-- START OF Working data --

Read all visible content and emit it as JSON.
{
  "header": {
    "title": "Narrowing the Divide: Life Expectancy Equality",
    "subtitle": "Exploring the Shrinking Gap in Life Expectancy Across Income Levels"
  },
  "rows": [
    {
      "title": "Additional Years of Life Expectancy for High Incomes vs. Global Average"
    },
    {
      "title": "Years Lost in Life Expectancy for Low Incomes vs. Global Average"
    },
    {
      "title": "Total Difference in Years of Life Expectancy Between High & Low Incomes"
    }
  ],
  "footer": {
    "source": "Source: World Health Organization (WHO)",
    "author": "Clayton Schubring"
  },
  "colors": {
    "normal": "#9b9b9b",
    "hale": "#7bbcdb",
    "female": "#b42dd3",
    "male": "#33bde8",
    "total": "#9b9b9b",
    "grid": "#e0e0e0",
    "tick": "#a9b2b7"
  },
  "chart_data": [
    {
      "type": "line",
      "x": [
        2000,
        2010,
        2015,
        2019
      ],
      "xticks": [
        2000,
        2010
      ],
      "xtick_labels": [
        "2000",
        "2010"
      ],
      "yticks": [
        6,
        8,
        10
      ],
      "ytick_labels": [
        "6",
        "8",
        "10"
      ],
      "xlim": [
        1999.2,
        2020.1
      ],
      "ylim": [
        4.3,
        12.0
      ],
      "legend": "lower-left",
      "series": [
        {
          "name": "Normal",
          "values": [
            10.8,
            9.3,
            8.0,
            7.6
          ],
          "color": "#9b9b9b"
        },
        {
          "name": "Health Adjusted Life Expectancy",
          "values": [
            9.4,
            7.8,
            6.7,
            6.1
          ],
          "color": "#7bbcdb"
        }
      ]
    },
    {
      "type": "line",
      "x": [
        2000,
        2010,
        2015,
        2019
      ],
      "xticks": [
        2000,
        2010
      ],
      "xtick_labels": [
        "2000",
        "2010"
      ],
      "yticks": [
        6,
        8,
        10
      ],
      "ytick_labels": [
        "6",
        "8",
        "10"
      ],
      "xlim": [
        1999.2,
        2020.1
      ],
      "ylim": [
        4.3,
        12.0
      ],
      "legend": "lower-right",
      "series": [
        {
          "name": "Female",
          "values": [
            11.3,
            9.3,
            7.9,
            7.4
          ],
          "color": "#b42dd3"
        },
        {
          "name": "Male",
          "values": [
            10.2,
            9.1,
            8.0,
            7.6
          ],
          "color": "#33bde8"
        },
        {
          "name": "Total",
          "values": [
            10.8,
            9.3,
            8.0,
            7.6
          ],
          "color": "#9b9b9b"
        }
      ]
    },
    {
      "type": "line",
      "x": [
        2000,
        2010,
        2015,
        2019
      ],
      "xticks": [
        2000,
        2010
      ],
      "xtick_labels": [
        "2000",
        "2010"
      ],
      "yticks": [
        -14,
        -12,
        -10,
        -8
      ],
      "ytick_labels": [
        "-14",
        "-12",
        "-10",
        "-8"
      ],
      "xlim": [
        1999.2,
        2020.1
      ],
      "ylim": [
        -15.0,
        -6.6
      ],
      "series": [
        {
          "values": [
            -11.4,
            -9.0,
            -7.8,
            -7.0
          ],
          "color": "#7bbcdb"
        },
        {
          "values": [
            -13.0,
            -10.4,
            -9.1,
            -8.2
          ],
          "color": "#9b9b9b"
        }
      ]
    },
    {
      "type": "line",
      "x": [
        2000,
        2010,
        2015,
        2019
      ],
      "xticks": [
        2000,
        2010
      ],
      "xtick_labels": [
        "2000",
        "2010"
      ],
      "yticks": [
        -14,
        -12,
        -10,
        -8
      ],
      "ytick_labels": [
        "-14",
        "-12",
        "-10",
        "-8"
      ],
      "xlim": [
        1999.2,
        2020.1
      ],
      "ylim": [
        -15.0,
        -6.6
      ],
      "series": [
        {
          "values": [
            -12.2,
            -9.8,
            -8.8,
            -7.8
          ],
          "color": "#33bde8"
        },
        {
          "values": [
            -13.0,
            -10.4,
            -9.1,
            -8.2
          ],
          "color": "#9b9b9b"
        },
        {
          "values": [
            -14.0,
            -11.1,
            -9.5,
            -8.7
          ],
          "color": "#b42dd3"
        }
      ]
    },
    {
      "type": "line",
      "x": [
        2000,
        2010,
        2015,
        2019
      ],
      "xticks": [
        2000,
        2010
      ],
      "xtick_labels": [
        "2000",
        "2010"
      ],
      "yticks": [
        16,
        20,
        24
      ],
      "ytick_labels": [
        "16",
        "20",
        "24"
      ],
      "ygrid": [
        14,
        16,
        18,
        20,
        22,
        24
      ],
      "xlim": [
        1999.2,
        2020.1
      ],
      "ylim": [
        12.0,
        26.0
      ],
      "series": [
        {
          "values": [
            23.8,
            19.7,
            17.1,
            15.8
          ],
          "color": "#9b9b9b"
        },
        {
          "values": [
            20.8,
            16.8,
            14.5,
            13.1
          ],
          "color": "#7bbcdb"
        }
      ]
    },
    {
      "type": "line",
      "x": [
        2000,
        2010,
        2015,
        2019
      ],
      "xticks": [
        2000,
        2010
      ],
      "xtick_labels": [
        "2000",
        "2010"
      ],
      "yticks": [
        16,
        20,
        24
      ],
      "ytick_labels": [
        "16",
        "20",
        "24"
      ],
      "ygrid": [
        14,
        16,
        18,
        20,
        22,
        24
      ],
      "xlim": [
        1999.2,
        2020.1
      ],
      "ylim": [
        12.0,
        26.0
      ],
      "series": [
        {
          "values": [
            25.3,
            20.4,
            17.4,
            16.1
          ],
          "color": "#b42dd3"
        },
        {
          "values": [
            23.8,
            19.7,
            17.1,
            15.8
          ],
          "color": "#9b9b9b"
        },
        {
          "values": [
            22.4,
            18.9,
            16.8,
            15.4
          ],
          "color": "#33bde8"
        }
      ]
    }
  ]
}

-- END OF Working data --

== What the task requires ==
Reproduce the material above without altering a single character.

== Task response ==
Read all visible content and emit it as JSON.
{
  "header": {
    "title": "Narrowing the Divide: Life Expectancy Equality",
    "subtitle": "Exploring the Shrinking Gap in Life Expectancy Across Income Levels"
  },
  "rows": [
    {
      "title": "Additional Years of Life Expectancy for High Incomes vs. Global Average"
    },
    {
      "title": "Years Lost in Life Expectancy for Low Incomes vs. Global Average"
    },
    {
      "title": "Total Difference in Years of Life Expectancy Between High & Low Incomes"
    }
  ],
  "footer": {
    "source": "Source: World Health Organization (WHO)",
    "author": "Clayton Schubring"
  },
  "colors": {
    "normal": "#9b9b9b",
    "hale": "#7bbcdb",
    "female": "#b42dd3",
    "male": "#33bde8",
    "total": "#9b9b9b",
    "grid": "#e0e0e0",
    "tick": "#a9b2b7"
  },
  "chart_data": [
    {
      "type": "line",
      "x": [
        2000,
        2010,
        2015,
        2019
      ],
      "xticks": [
        2000,
        2010
      ],
      "xtick_labels": [
        "2000",
        "2010"
      ],
      "yticks": [
        6,
        8,
        10
      ],
      "ytick_labels": [
        "6",
        "8",
        "10"
      ],
      "xlim": [
        1999.2,
        2020.1
      ],
      "ylim": [
        4.3,
        12.0
      ],
      "legend": "lower-left",
      "series": [
        {
          "name": "Normal",
          "values": [
            10.8,
            9.3,
            8.0,
            7.6
          ],
          "color": "#9b9b9b"
        },
        {
          "name": "Health Adjusted Life Expectancy",
          "values": [
            9.4,
            7.8,
            6.7,
            6.1
          ],
          "color": "#7bbcdb"
        }
      ]
    },
    {
      "type": "line",
      "x": [
        2000,
        2010,
        2015,
        2019
      ],
      "xticks": [
        2000,
        2010
      ],
      "xtick_labels": [
        "2000",
        "2010"
      ],
      "yticks": [
        6,
        8,
        10
      ],
      "ytick_labels": [
        "6",
        "8",
        "10"
      ],
      "xlim": [
        1999.2,
        2020.1
      ],
      "ylim": [
        4.3,
        12.0
      ],
      "legend": "lower-right",
      "series": [
        {
          "name": "Female",
          "values": [
            11.3,
            9.3,
            7.9,
            7.4
          ],
          "color": "#b42dd3"
        },
        {
          "name": "Male",
          "values": [
            10.2,
            9.1,
            8.0,
            7.6
          ],
          "color": "#33bde8"
        },
        {
          "name": "Total",
          "values": [
            10.8,
            9.3,
            8.0,
            7.6
          ],
          "color": "#9b9b9b"
        }
      ]
    },
    {
      "type": "line",
      "x": [
        2000,
        2010,
        2015,
        2019
      ],
      "xticks": [
        2000,
        2010
      ],
      "xtick_labels": [
        "2000",
        "2010"
      ],
      "yticks": [
        -14,
        -12,
        -10,
        -8
      ],
      "ytick_labels": [
        "-14",
        "-12",
        "-10",
        "-8"
      ],
      "xlim": [
        1999.2,
        2020.1
      ],
      "ylim": [
        -15.0,
        -6.6
      ],
      "series": [
        {
          "values": [
            -11.4,
            -9.0,
            -7.8,
            -7.0
          ],
          "color": "#7bbcdb"
        },
        {
          "values": [
            -13.0,
            -10.4,
            -9.1,
            -8.2
          ],
          "color": "#9b9b9b"
        }
      ]
    },
    {
      "type": "line",
      "x": [
        2000,
        2010,
        2015,
        2019
      ],
      "xticks": [
        2000,
        2010
      ],
      "xtick_labels": [
        "2000",
        "2010"
      ],
      "yticks": [
        -14,
        -12,
        -10,
        -8
      ],
      "ytick_labels": [
        "-14",
        "-12",
        "-10",
        "-8"
      ],
      "xlim": [
        1999.2,
        2020.1
      ],
      "ylim": [
        -15.0,
        -6.6
      ],
      "series": [
        {
          "values": [
            -12.2,
            -9.8,
            -8.8,
            -7.8
          ],
          "color": "#33bde8"
        },
        {
          "values": [
            -13.0,
            -10.4,
            -9.1,
            -8.2
          ],
          "color": "#9b9b9b"
        },
        {
          "values": [
            -14.0,
            -11.1,
            -9.5,
            -8.7
          ],
          "color": "#b42dd3"
        }
      ]
    },
    {
      "type": "line",
      "x": [
        2000,
        2010,
        2015,
        2019
      ],
      "xticks": [
        2000,
        2010
      ],
      "xtick_labels": [
        "2000",
        "2010"
      ],
      "yticks": [
        16,
        20,
        24
      ],
      "ytick_labels": [
        "16",
        "20",
        "24"
      ],
      "ygrid": [
        14,
        16,
        18,
        20,
        22,
        24
      ],
      "xlim": [
        1999.2,
        2020.1
      ],
      "ylim": [
        12.0,
        26.0
      ],
      "series": [
        {
          "values": [
            23.8,
            19.7,
            17.1,
            15.8
          ],
          "color": "#9b9b9b"
        },
        {
          "values": [
            20.8,
            16.8,
            14.5,
            13.1
          ],
          "color": "#7bbcdb"
        }
      ]
    },
    {
      "type": "line",
      "x": [
        2000,
        2010,
        2015,
        2019
      ],
      "xticks": [
        2000,
        2010
      ],
      "xtick_labels": [
        "2000",
        "2010"
      ],
      "yticks": [
        16,
        20,
        24
      ],
      "ytick_labels": [
        "16",
        "20",
        "24"
      ],
      "ygrid": [
        14,
        16,
        18,
        20,
        22,
        24
      ],
      "xlim": [
        1999.2,
        2020.1
      ],
      "ylim": [
        12.0,
        26.0
      ],
      "series": [
        {
          "values": [
            25.3,
            20.4,
            17.4,
            16.1
          ],
          "color": "#b42dd3"
        },
        {
          "values": [
            23.8,
            19.7,
            17.1,
            15.8
          ],
          "color": "#9b9b9b"
        },
        {
          "values": [
            22.4,
            18.9,
            16.8,
            15.4
          ],
          "color": "#33bde8"
        }
      ]
    }
  ]
}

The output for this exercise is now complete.